* **What to do**: Copy out the rows below, from the first one through the line containing "mean-prob-point-exp (395, 2519, 408, 2532)", reproducing each without any change.

* **Exercise inputs**:
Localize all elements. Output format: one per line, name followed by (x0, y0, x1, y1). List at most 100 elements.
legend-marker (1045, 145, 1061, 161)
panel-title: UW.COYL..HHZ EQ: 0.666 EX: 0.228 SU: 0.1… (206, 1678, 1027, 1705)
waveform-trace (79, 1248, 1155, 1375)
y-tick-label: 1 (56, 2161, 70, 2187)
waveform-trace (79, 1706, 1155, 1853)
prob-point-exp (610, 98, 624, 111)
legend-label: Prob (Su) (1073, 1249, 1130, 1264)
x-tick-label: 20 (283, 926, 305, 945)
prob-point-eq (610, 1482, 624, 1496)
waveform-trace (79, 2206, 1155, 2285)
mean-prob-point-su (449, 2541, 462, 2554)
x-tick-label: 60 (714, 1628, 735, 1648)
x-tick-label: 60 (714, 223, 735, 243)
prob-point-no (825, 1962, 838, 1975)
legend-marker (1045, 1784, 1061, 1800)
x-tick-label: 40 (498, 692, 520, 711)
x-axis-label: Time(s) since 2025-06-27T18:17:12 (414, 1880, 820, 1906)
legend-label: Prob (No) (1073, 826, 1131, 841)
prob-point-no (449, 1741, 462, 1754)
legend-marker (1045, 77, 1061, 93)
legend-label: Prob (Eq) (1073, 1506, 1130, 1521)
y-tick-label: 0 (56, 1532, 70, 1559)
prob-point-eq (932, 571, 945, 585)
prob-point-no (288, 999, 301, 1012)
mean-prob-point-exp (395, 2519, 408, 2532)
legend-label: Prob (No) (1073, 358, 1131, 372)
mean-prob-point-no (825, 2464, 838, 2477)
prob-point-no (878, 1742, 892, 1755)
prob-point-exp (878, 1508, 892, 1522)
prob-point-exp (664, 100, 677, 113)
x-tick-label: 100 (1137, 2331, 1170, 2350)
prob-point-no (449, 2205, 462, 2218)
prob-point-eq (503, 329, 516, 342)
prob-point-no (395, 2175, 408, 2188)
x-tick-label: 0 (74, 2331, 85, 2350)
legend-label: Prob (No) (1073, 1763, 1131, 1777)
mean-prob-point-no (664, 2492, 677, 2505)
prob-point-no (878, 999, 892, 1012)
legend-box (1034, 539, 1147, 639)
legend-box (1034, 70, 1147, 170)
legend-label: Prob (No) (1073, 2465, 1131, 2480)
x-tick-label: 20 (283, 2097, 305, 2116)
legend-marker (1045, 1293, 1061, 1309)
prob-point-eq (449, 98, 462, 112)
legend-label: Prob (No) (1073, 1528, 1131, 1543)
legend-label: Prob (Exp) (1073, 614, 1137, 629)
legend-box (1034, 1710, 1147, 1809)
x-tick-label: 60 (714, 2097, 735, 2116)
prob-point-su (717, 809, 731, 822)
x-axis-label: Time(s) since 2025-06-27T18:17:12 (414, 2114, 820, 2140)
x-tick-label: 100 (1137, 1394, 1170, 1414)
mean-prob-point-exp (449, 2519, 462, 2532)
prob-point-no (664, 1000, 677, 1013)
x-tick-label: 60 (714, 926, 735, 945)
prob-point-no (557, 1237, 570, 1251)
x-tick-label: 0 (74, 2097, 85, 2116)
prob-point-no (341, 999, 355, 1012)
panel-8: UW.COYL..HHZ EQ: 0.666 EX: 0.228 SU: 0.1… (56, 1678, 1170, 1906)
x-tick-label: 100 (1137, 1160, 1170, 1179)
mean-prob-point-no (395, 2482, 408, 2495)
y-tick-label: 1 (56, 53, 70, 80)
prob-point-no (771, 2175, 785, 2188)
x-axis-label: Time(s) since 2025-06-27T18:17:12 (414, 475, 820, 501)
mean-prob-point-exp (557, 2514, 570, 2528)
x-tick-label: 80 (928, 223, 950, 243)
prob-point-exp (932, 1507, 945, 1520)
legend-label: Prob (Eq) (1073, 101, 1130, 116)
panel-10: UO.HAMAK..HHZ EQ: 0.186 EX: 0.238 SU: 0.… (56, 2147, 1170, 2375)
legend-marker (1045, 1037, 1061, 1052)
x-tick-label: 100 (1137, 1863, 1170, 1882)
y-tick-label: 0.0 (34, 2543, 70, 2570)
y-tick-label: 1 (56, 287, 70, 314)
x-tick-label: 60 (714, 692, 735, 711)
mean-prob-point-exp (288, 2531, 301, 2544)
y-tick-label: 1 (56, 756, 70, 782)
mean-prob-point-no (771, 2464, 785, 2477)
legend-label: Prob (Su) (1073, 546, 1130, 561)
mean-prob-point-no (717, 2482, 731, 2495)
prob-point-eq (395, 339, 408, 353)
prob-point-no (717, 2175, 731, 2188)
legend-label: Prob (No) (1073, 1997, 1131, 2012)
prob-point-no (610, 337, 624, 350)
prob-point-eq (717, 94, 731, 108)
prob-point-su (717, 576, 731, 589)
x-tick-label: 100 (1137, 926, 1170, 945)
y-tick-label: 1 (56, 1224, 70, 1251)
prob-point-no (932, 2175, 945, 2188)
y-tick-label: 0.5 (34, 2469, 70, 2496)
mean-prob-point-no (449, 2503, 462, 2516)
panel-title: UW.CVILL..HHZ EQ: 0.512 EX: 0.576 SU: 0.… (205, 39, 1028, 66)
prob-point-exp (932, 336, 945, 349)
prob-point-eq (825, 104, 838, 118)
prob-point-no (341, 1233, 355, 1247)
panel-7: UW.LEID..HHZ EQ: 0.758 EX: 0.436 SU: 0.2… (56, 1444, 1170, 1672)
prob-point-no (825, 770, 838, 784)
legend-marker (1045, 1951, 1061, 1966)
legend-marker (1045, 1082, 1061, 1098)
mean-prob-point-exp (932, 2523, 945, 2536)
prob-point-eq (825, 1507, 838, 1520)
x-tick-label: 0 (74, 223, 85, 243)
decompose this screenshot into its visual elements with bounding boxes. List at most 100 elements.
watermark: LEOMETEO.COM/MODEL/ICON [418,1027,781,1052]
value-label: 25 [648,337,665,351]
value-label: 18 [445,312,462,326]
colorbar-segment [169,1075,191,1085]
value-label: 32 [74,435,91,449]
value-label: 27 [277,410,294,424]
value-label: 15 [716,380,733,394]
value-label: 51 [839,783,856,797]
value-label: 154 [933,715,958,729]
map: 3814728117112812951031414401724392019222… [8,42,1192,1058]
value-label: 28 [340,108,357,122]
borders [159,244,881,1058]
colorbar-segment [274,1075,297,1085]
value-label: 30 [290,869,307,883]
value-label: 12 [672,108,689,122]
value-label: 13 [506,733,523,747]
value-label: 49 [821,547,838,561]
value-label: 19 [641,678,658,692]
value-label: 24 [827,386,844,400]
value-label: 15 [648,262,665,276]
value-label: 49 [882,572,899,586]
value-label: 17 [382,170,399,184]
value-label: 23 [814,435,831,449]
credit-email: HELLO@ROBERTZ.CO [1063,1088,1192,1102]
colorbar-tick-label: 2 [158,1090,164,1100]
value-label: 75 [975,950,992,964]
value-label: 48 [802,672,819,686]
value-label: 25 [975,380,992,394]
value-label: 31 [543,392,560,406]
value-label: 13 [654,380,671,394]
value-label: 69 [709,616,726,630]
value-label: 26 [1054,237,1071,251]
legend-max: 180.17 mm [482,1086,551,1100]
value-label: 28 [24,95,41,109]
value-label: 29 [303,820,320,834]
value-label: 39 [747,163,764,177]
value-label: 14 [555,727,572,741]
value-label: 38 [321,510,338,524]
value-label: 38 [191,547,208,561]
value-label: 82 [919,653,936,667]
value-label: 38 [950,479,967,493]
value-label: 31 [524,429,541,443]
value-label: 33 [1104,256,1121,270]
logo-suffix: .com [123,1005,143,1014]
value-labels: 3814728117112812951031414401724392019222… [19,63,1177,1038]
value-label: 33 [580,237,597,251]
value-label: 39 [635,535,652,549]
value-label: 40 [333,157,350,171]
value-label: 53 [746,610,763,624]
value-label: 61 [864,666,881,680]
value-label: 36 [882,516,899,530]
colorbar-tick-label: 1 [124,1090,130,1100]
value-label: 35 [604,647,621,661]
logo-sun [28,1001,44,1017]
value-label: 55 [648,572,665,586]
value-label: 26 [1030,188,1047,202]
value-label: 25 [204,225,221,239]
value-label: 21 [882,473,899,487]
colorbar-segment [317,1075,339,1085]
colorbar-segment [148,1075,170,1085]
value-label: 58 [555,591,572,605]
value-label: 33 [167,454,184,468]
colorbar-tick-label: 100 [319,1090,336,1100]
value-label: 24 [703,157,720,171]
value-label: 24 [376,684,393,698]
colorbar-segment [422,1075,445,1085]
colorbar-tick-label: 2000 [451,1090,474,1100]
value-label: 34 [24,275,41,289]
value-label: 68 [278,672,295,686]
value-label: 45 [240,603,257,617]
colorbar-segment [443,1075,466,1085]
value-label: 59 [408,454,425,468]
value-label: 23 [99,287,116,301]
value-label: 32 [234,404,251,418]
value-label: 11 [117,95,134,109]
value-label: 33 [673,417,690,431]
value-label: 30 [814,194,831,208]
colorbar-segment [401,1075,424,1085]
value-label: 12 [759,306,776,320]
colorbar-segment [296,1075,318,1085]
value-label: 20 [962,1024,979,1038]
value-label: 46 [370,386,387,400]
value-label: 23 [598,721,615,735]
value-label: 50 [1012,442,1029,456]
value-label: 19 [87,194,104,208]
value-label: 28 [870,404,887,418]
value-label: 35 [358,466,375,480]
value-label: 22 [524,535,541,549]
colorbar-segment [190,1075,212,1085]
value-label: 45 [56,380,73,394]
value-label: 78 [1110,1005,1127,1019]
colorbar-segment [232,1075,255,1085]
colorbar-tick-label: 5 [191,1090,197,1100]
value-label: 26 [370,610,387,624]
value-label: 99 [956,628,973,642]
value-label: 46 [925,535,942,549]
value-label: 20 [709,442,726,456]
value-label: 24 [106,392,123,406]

* **Correct answer**:
Localize all elements. Output format: one per line, name followed by (x0, y0, x1, y1). List at most 100 elements.
legend-marker (1045, 145, 1061, 161)
panel-title: UW.COYL..HHZ EQ: 0.666 EX: 0.228 SU: 0.1… (206, 1678, 1027, 1705)
waveform-trace (79, 1248, 1155, 1375)
y-tick-label: 1 (56, 2161, 70, 2187)
waveform-trace (79, 1706, 1155, 1853)
prob-point-exp (610, 98, 624, 111)
legend-label: Prob (Su) (1073, 1249, 1130, 1264)
x-tick-label: 20 (283, 926, 305, 945)
prob-point-eq (610, 1482, 624, 1496)
waveform-trace (79, 2206, 1155, 2285)
mean-prob-point-su (449, 2541, 462, 2554)
x-tick-label: 60 (714, 1628, 735, 1648)
x-tick-label: 60 (714, 223, 735, 243)
prob-point-no (825, 1962, 838, 1975)
legend-marker (1045, 1784, 1061, 1800)
x-tick-label: 40 (498, 692, 520, 711)
x-axis-label: Time(s) since 2025-06-27T18:17:12 (414, 1880, 820, 1906)
legend-label: Prob (No) (1073, 826, 1131, 841)
prob-point-no (449, 1741, 462, 1754)
legend-marker (1045, 77, 1061, 93)
legend-label: Prob (Eq) (1073, 1506, 1130, 1521)
y-tick-label: 0 (56, 1532, 70, 1559)
prob-point-eq (932, 571, 945, 585)
prob-point-no (288, 999, 301, 1012)
mean-prob-point-exp (395, 2519, 408, 2532)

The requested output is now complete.